**What is expected**
Find the word "medicina" in the listing; pull out each line holding it.

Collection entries
•••••

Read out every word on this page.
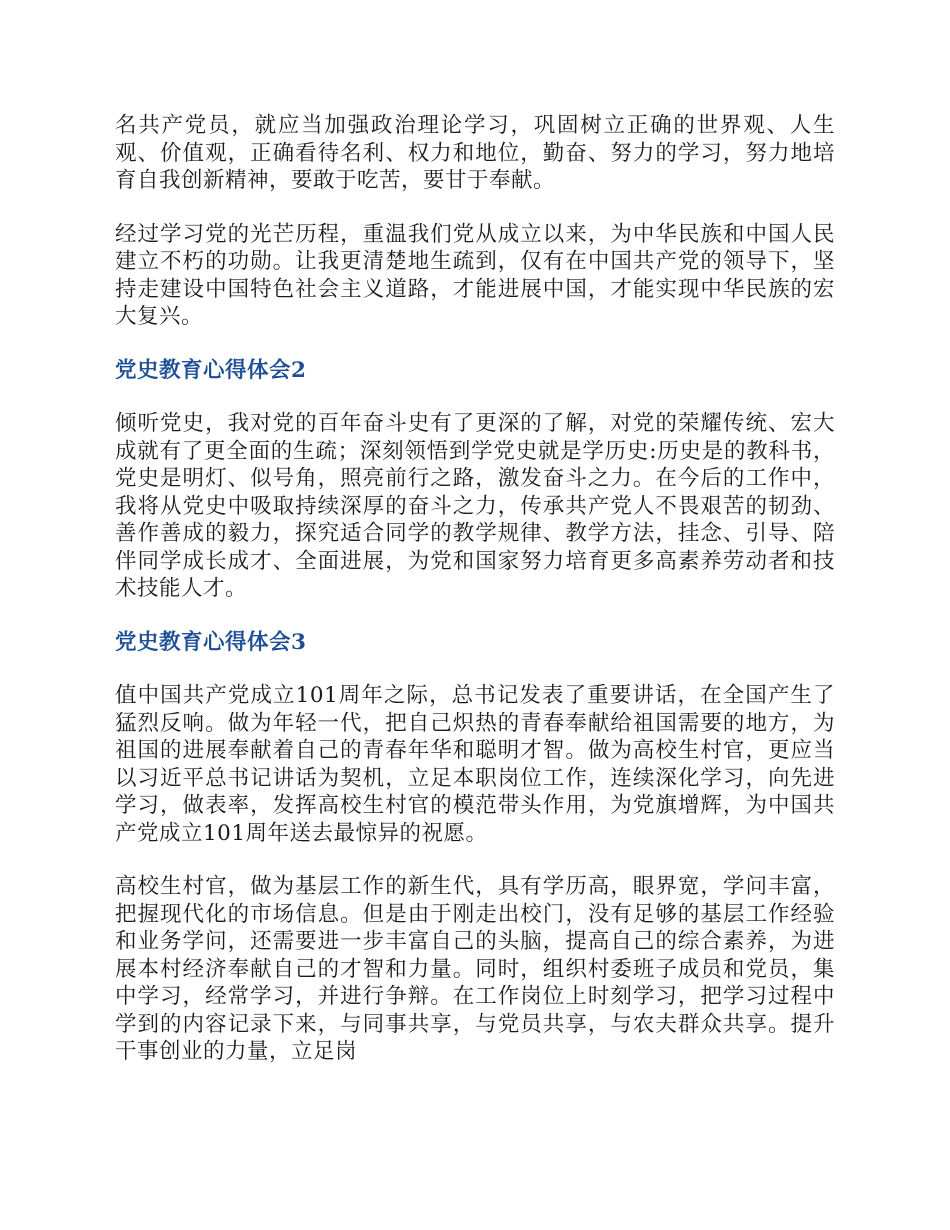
名共产党员，就应当加强政治理论学习，巩固树立正确的世界观、人生观、价值观，正确看待名利、权力和地位，勤奋、努力的学习，努力地培育自我创新精神，要敢于吃苦，要甘于奉献。

经过学习党的光芒历程，重温我们党从成立以来，为中华民族和中国人民建立不朽的功勋。让我更清楚地生疏到，仅有在中国共产党的领导下，坚持走建设中国特色社会主义道路，才能进展中国，才能实现中华民族的宏大复兴。

党史教育心得体会2

倾听党史，我对党的百年奋斗史有了更深的了解，对党的荣耀传统、宏大成就有了更全面的生疏；深刻领悟到学党史就是学历史:历史是的教科书，党史是明灯、似号角，照亮前行之路，激发奋斗之力。在今后的工作中，我将从党史中吸取持续深厚的奋斗之力，传承共产党人不畏艰苦的韧劲、善作善成的毅力，探究适合同学的教学规律、教学方法，挂念、引导、陪伴同学成长成才、全面进展，为党和国家努力培育更多高素养劳动者和技术技能人才。

党史教育心得体会3

值中国共产党成立101周年之际，总书记发表了重要讲话，在全国产生了猛烈反响。做为年轻一代，把自己炽热的青春奉献给祖国需要的地方，为祖国的进展奉献着自己的青春年华和聪明才智。做为高校生村官，更应当以习近平总书记讲话为契机，立足本职岗位工作，连续深化学习，向先进学习，做表率，发挥高校生村官的模范带头作用，为党旗增辉，为中国共产党成立101周年送去最惊异的祝愿。

高校生村官，做为基层工作的新生代，具有学历高，眼界宽，学问丰富，把握现代化的市场信息。但是由于刚走出校门，没有足够的基层工作经验和业务学问，还需要进一步丰富自己的头脑，提高自己的综合素养，为进展本村经济奉献自己的才智和力量。同时，组织村委班子成员和党员，集中学习，经常学习，并进行争辩。在工作岗位上时刻学习，把学习过程中学到的内容记录下来，与同事共享，与党员共享，与农夫群众共享。提升干事创业的力量，立足岗
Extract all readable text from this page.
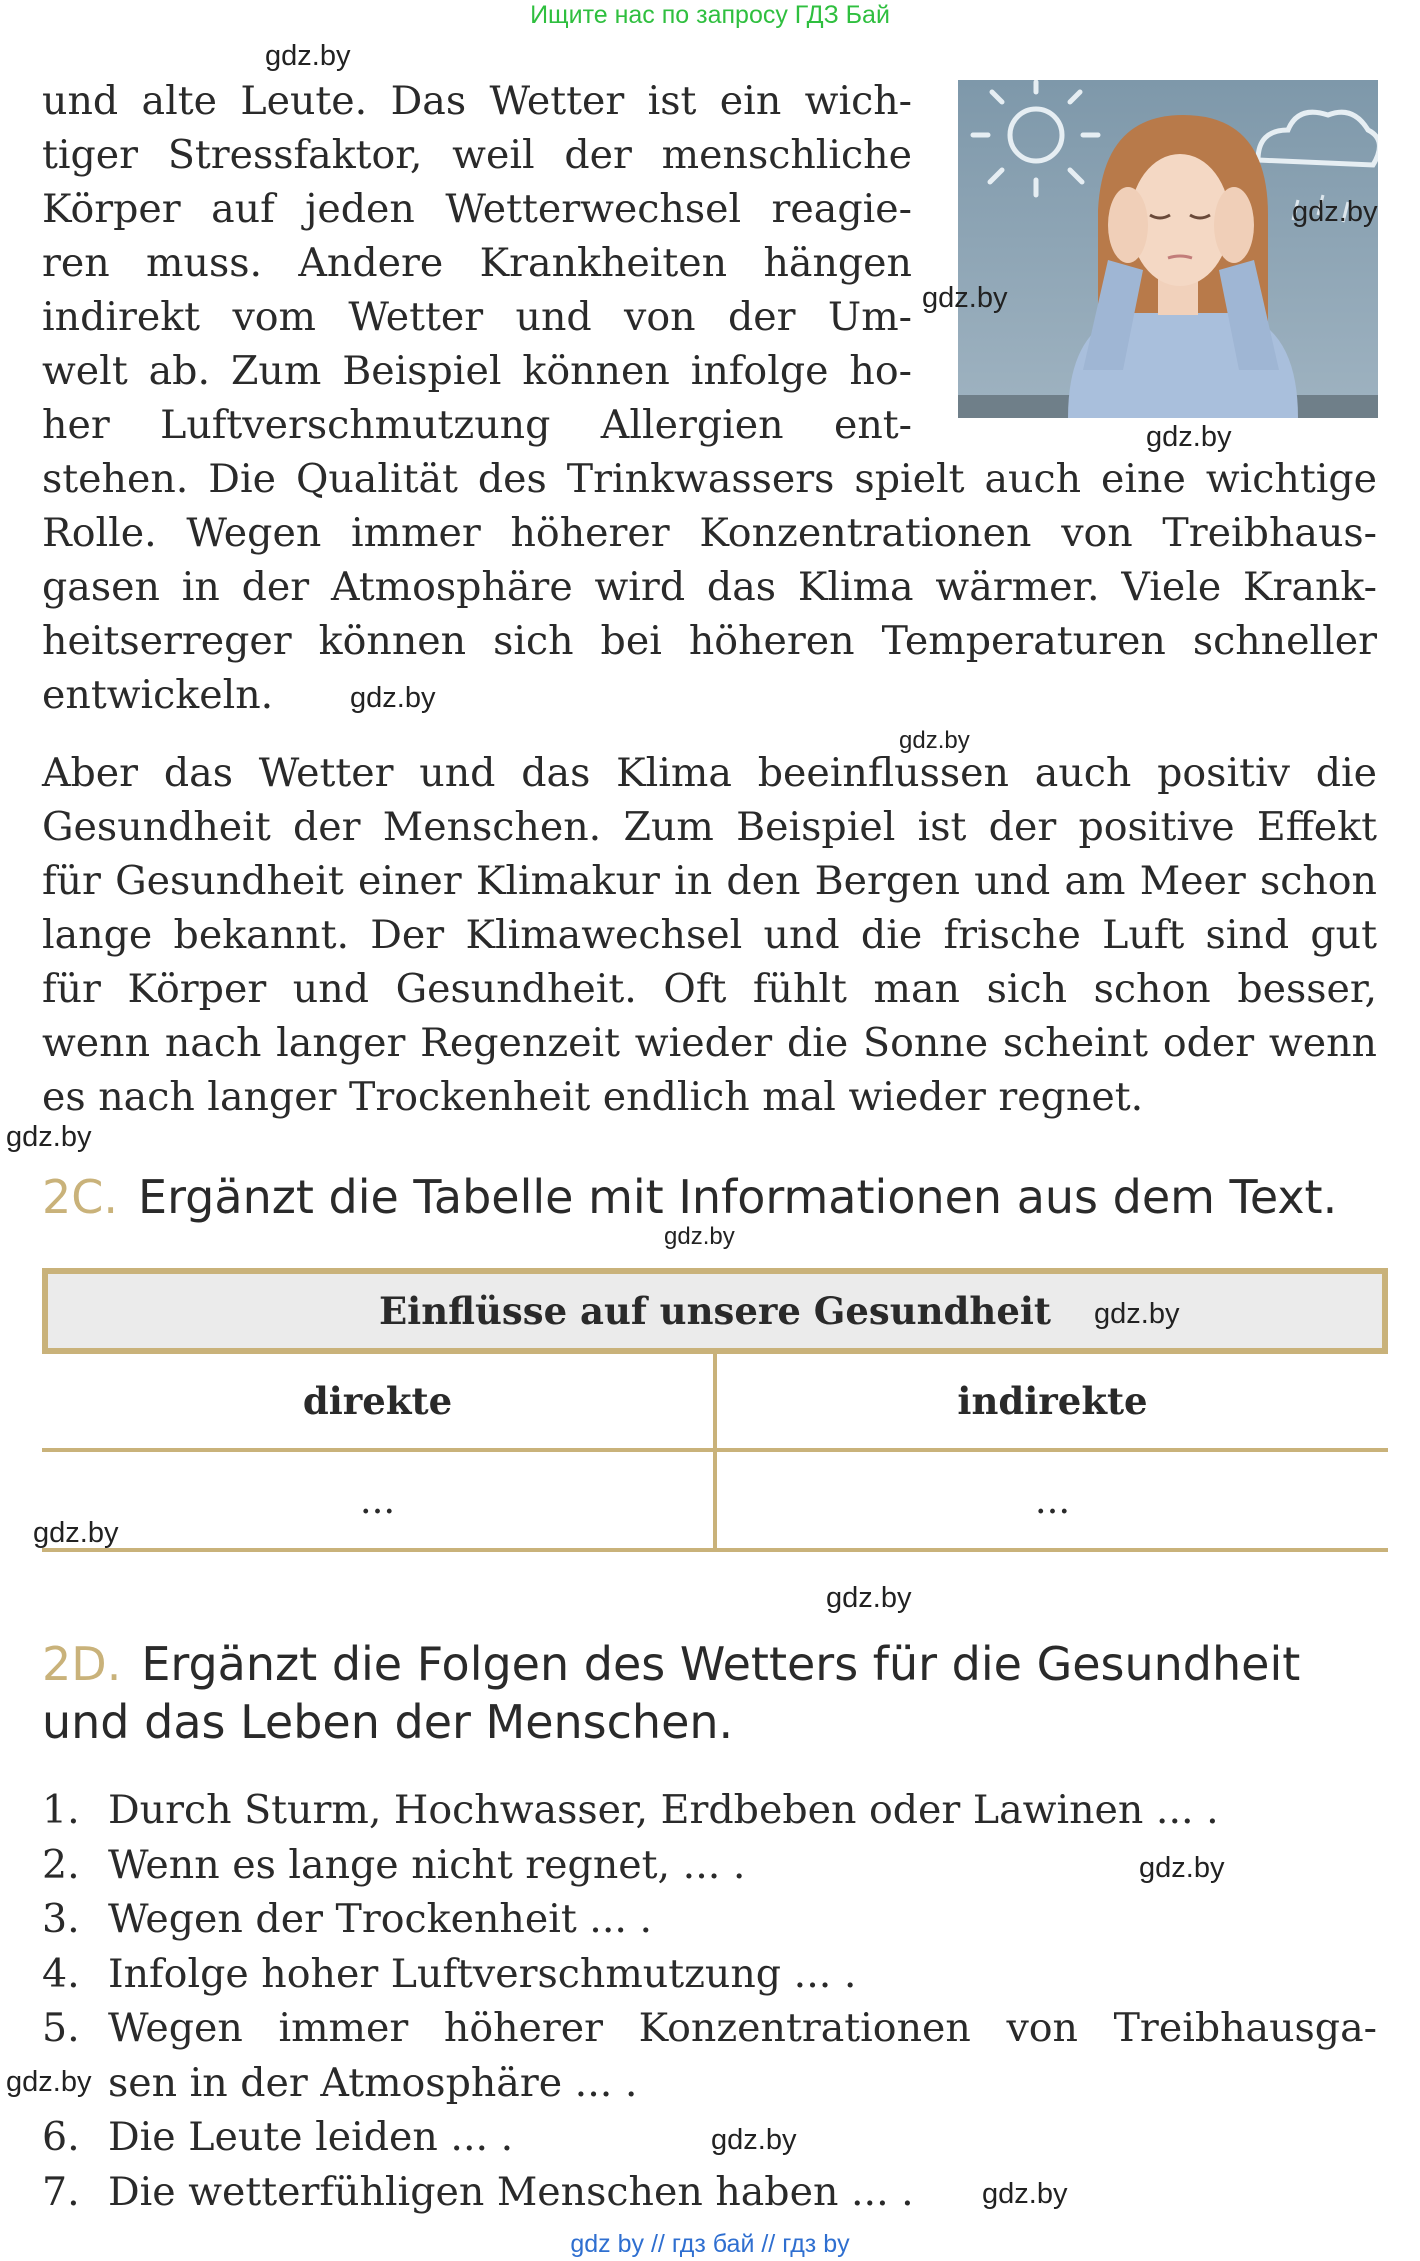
Ищите нас по запросу ГДЗ Бай
und alte Leute. Das Wetter ist ein wich-
tiger Stressfaktor, weil der menschliche
Körper auf jeden Wetterwechsel reagie-
ren muss. Andere Krankheiten hängen
indirekt vom Wetter und von der Um-
welt ab. Zum Beispiel können infolge ho-
her Luftverschmutzung Allergien ent-
stehen. Die Qualität des Trinkwassers spielt auch eine wichtige
Rolle. Wegen immer höherer Konzentrationen von Treibhaus-
gasen in der Atmosphäre wird das Klima wärmer. Viele Krank-
heitserreger können sich bei höheren Temperaturen schneller
entwickeln.
Aber das Wetter und das Klima beeinflussen auch positiv die
Gesundheit der Menschen. Zum Beispiel ist der positive Effekt
für Gesundheit einer Klimakur in den Bergen und am Meer schon
lange bekannt. Der Klimawechsel und die frische Luft sind gut
für Körper und Gesundheit. Oft fühlt man sich schon besser,
wenn nach langer Regenzeit wieder die Sonne scheint oder wenn
es nach langer Trockenheit endlich mal wieder regnet.
2C. Ergänzt die Tabelle mit Informationen aus dem Text.
Einflüsse auf unsere Gesundheit
direkte	indirekte
...	...
2D. Ergänzt die Folgen des Wetters für die Gesundheit und das Leben der Menschen.
1. Durch Sturm, Hochwasser, Erdbeben oder Lawinen ... .
2. Wenn es lange nicht regnet, ... .
3. Wegen der Trockenheit ... .
4. Infolge hoher Luftverschmutzung ... .
5. Wegen immer höherer Konzentrationen von Treibhausga-
sen in der Atmosphäre ... .
6. Die Leute leiden ... .
7. Die wetterfühligen Menschen haben ... .
gdz.by
gdz.by
gdz.by
gdz.by
gdz.by
gdz.by
gdz.by
gdz.by
gdz.by
gdz.by
gdz.by
gdz.by
gdz.by
gdz.by
gdz.by
gdz by // гдз бай // гдз by
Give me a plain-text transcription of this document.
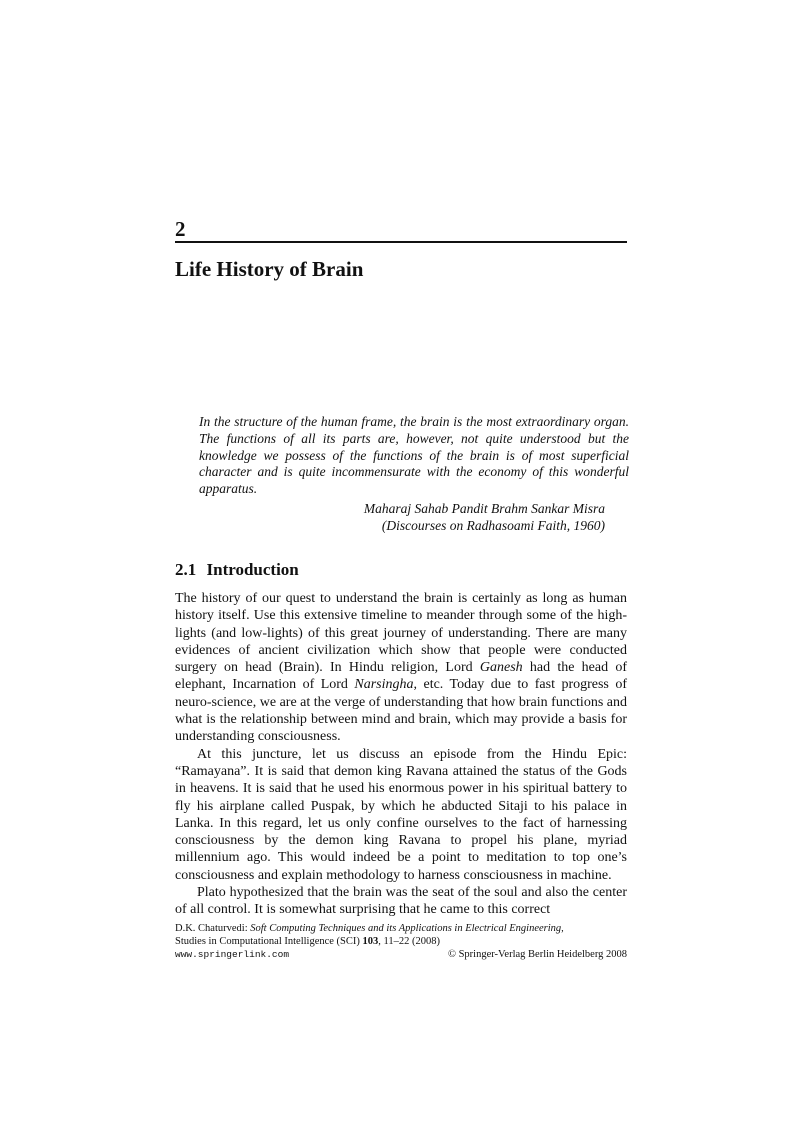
2
Life History of Brain

In the structure of the human frame, the brain is the most extraordinary organ. The functions of all its parts are, however, not quite understood but the knowledge we possess of the functions of the brain is of most superficial character and is quite incommensurate with the economy of this wonderful apparatus.

Maharaj Sahab Pandit Brahm Sankar Misra
(Discourses on Radhasoami Faith, 1960)
2.1 Introduction

The history of our quest to understand the brain is certainly as long as human history itself. Use this extensive timeline to meander through some of the high-lights (and low-lights) of this great journey of understanding. There are many evidences of ancient civilization which show that people were conducted surgery on head (Brain). In Hindu religion, Lord Ganesh had the head of elephant, Incarnation of Lord Narsingha, etc. Today due to fast progress of neuro-science, we are at the verge of understanding that how brain functions and what is the relationship between mind and brain, which may provide a basis for understanding consciousness.

At this juncture, let us discuss an episode from the Hindu Epic: “Ramayana”. It is said that demon king Ravana attained the status of the Gods in heavens. It is said that he used his enormous power in his spiritual battery to fly his airplane called Puspak, by which he abducted Sitaji to his palace in Lanka. In this regard, let us only confine ourselves to the fact of harnessing consciousness by the demon king Ravana to propel his plane, myriad millennium ago. This would indeed be a point to meditation to top one’s consciousness and explain methodology to harness consciousness in machine.

Plato hypothesized that the brain was the seat of the soul and also the center of all control. It is somewhat surprising that he came to this correct

D.K. Chaturvedi: Soft Computing Techniques and its Applications in Electrical Engineering,
Studies in Computational Intelligence (SCI) 103, 11–22 (2008)
www.springerlink.com	© Springer-Verlag Berlin Heidelberg 2008
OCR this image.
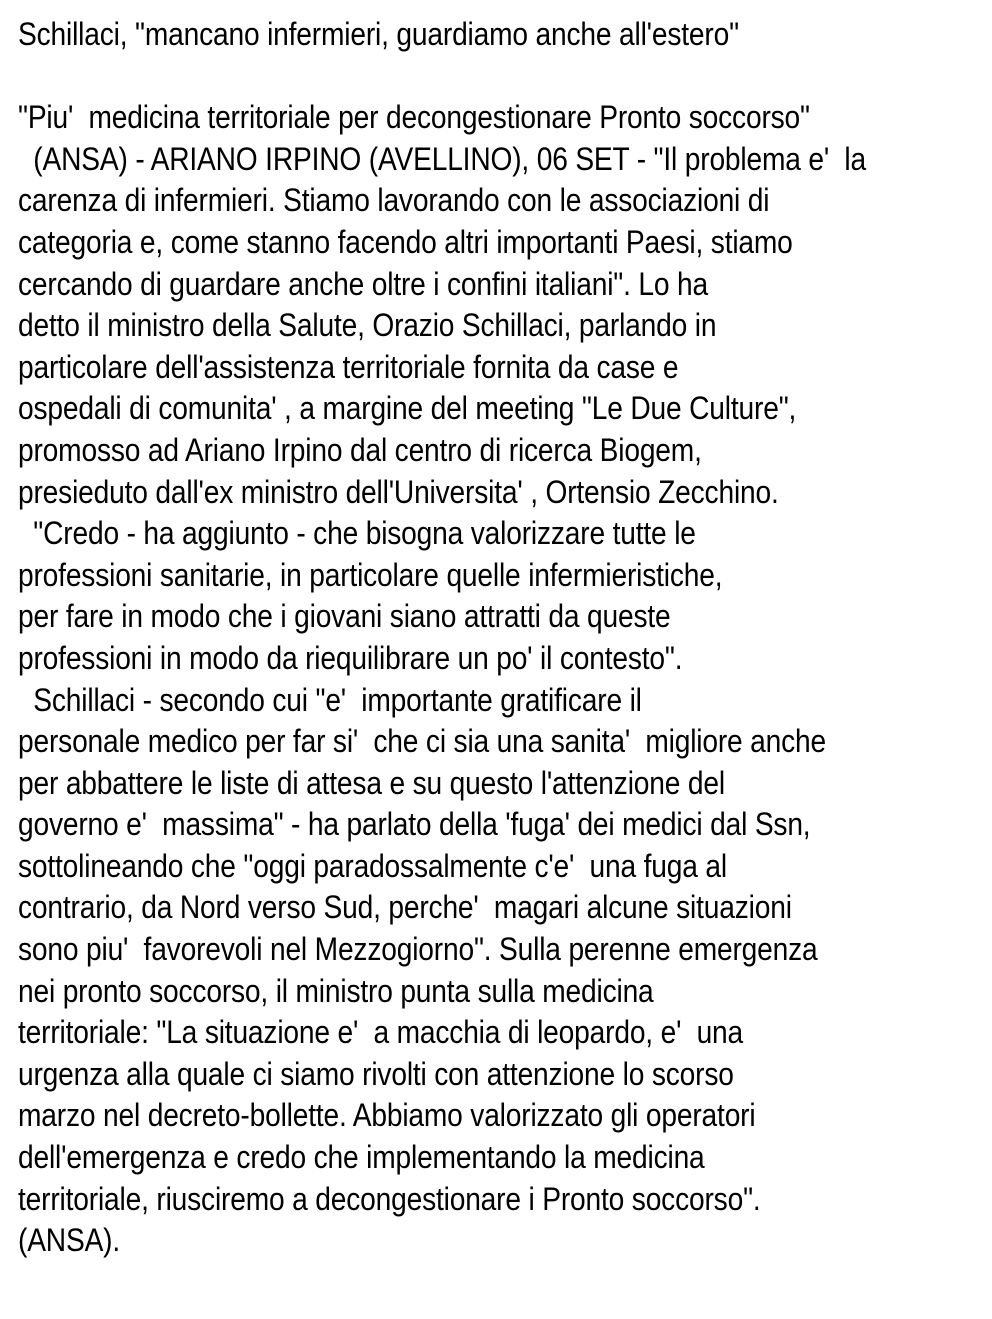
Schillaci, "mancano infermieri, guardiamo anche all'estero"
"Piu'  medicina territoriale per decongestionare Pronto soccorso"
(ANSA) - ARIANO IRPINO (AVELLINO), 06 SET - "Il problema e'  la
carenza di infermieri. Stiamo lavorando con le associazioni di
categoria e, come stanno facendo altri importanti Paesi, stiamo
cercando di guardare anche oltre i confini italiani". Lo ha
detto il ministro della Salute, Orazio Schillaci, parlando in
particolare dell'assistenza territoriale fornita da case e
ospedali di comunita' , a margine del meeting "Le Due Culture",
promosso ad Ariano Irpino dal centro di ricerca Biogem,
presieduto dall'ex ministro dell'Universita' , Ortensio Zecchino.
"Credo - ha aggiunto - che bisogna valorizzare tutte le
professioni sanitarie, in particolare quelle infermieristiche,
per fare in modo che i giovani siano attratti da queste
professioni in modo da riequilibrare un po' il contesto".
Schillaci - secondo cui "e'  importante gratificare il
personale medico per far si'  che ci sia una sanita'  migliore anche
per abbattere le liste di attesa e su questo l'attenzione del
governo e'  massima" - ha parlato della 'fuga' dei medici dal Ssn,
sottolineando che "oggi paradossalmente c'e'  una fuga al
contrario, da Nord verso Sud, perche'  magari alcune situazioni
sono piu'  favorevoli nel Mezzogiorno". Sulla perenne emergenza
nei pronto soccorso, il ministro punta sulla medicina
territoriale: "La situazione e'  a macchia di leopardo, e'  una
urgenza alla quale ci siamo rivolti con attenzione lo scorso
marzo nel decreto-bollette. Abbiamo valorizzato gli operatori
dell'emergenza e credo che implementando la medicina
territoriale, riusciremo a decongestionare i Pronto soccorso".
(ANSA).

•••••

**Problem solution**
"Piu'  medicina territoriale per decongestionare Pronto soccorso"
nei pronto soccorso, il ministro punta sulla medicina
dell'emergenza e credo che implementando la medicina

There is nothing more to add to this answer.